**What to produce**:
Repeat everything in the material exactly.

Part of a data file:
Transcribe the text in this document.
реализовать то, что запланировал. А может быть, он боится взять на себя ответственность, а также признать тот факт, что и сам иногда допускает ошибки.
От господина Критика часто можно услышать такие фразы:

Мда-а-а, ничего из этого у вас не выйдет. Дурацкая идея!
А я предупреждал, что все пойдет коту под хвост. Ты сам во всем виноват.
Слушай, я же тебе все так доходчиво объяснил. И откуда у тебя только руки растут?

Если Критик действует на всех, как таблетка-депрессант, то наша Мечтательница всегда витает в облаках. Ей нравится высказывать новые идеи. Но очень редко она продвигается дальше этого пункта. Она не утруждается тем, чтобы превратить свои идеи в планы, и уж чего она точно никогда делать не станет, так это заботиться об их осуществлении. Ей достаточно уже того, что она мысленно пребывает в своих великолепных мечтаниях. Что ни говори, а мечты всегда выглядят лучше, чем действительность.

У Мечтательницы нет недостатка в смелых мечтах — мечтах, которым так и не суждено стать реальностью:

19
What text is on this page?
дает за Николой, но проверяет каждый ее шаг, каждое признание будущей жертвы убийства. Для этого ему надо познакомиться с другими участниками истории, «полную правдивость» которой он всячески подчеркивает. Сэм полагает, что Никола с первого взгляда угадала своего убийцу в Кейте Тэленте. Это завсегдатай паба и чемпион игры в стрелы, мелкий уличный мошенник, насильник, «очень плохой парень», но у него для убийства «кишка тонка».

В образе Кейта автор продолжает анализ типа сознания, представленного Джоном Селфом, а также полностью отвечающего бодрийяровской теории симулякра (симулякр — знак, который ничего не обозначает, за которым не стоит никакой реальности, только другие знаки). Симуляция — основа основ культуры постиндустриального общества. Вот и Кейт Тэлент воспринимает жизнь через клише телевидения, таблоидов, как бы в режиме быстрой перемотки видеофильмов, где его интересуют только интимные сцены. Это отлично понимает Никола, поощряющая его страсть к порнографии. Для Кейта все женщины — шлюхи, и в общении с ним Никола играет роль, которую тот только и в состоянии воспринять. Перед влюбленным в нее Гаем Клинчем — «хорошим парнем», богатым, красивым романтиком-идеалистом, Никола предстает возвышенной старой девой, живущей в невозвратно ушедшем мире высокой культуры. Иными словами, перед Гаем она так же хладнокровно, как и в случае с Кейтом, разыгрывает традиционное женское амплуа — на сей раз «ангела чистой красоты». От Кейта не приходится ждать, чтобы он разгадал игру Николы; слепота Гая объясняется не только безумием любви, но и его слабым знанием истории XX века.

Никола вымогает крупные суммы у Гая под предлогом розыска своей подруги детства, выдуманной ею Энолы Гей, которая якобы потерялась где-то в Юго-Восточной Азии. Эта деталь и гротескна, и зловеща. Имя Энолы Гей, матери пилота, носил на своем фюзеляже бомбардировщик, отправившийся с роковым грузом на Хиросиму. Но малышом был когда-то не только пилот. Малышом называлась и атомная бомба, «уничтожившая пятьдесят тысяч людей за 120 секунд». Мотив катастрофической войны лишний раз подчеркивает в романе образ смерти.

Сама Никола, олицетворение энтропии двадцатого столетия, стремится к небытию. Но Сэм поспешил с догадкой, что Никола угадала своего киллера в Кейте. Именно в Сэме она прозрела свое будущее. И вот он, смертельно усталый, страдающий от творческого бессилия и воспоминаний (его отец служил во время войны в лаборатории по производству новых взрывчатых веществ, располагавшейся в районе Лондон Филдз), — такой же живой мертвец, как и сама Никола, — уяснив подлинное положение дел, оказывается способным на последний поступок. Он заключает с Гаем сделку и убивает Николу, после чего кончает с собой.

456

**Written response**:
Transcribe the text in this document.
реализовать то, что запланировал. А может быть, он боится взять на себя ответственность, а также признать тот факт, что и сам иногда допускает ошибки.
От господина Критика часто можно услышать такие фразы:

Мда-а-а, ничего из этого у вас не выйдет. Дурацкая идея!
А я предупреждал, что все пойдет коту под хвост. Ты сам во всем виноват.
Слушай, я же тебе все так доходчиво объяснил. И откуда у тебя только руки растут?

Если Критик действует на всех, как таблетка-депрессант, то наша Мечтательница всегда витает в облаках. Ей нравится высказывать новые идеи. Но очень редко она продвигается дальше этого пункта. Она не утруждается тем, чтобы превратить свои идеи в планы, и уж чего она точно никогда делать не станет, так это заботиться об их осуществлении. Ей достаточно уже того, что она мысленно пребывает в своих великолепных мечтаниях. Что ни говори, а мечты всегда выглядят лучше, чем действительность.

У Мечтательницы нет недостатка в смелых мечтах — мечтах, которым так и не суждено стать реальностью:

19
What text is on this page?
дает за Николой, но проверяет каждый ее шаг, каждое признание будущей жертвы убийства. Для этого ему надо познакомиться с другими участниками истории, «полную правдивость» которой он всячески подчеркивает. Сэм полагает, что Никола с первого взгляда угадала своего убийцу в Кейте Тэленте. Это завсегдатай паба и чемпион игры в стрелы, мелкий уличный мошенник, насильник, «очень плохой парень», но у него для убийства «кишка тонка».

В образе Кейта автор продолжает анализ типа сознания, представленного Джоном Селфом, а также полностью отвечающего бодрийяровской теории симулякра (симулякр — знак, который ничего не обозначает, за которым не стоит никакой реальности, только другие знаки). Симуляция — основа основ культуры постиндустриального общества. Вот и Кейт Тэлент воспринимает жизнь через клише телевидения, таблоидов, как бы в режиме быстрой перемотки видеофильмов, где его интересуют только интимные сцены. Это отлично понимает Никола, поощряющая его страсть к порнографии. Для Кейта все женщины — шлюхи, и в общении с ним Никола играет роль, которую тот только и в состоянии воспринять. Перед влюбленным в нее Гаем Клинчем — «хорошим парнем», богатым, красивым романтиком-идеалистом, Никола предстает возвышенной старой девой, живущей в невозвратно ушедшем мире высокой культуры. Иными словами, перед Гаем она так же хладнокровно, как и в случае с Кейтом, разыгрывает традиционное женское амплуа — на сей раз «ангела чистой красоты». От Кейта не приходится ждать, чтобы он разгадал игру Николы; слепота Гая объясняется не только безумием любви, но и его слабым знанием истории XX века.

Никола вымогает крупные суммы у Гая под предлогом розыска своей подруги детства, выдуманной ею Энолы Гей, которая якобы потерялась где-то в Юго-Восточной Азии. Эта деталь и гротескна, и зловеща. Имя Энолы Гей, матери пилота, носил на своем фюзеляже бомбардировщик, отправившийся с роковым грузом на Хиросиму. Но малышом был когда-то не только пилот. Малышом называлась и атомная бомба, «уничтожившая пятьдесят тысяч людей за 120 секунд». Мотив катастрофической войны лишний раз подчеркивает в романе образ смерти.

Сама Никола, олицетворение энтропии двадцатого столетия, стремится к небытию. Но Сэм поспешил с догадкой, что Никола угадала своего киллера в Кейте. Именно в Сэме она прозрела свое будущее. И вот он, смертельно усталый, страдающий от творческого бессилия и воспоминаний (его отец служил во время войны в лаборатории по производству новых взрывчатых веществ, располагавшейся в районе Лондон Филдз), — такой же живой мертвец, как и сама Никола, — уяснив подлинное положение дел, оказывается способным на последний поступок. Он заключает с Гаем сделку и убивает Николу, после чего кончает с собой.

456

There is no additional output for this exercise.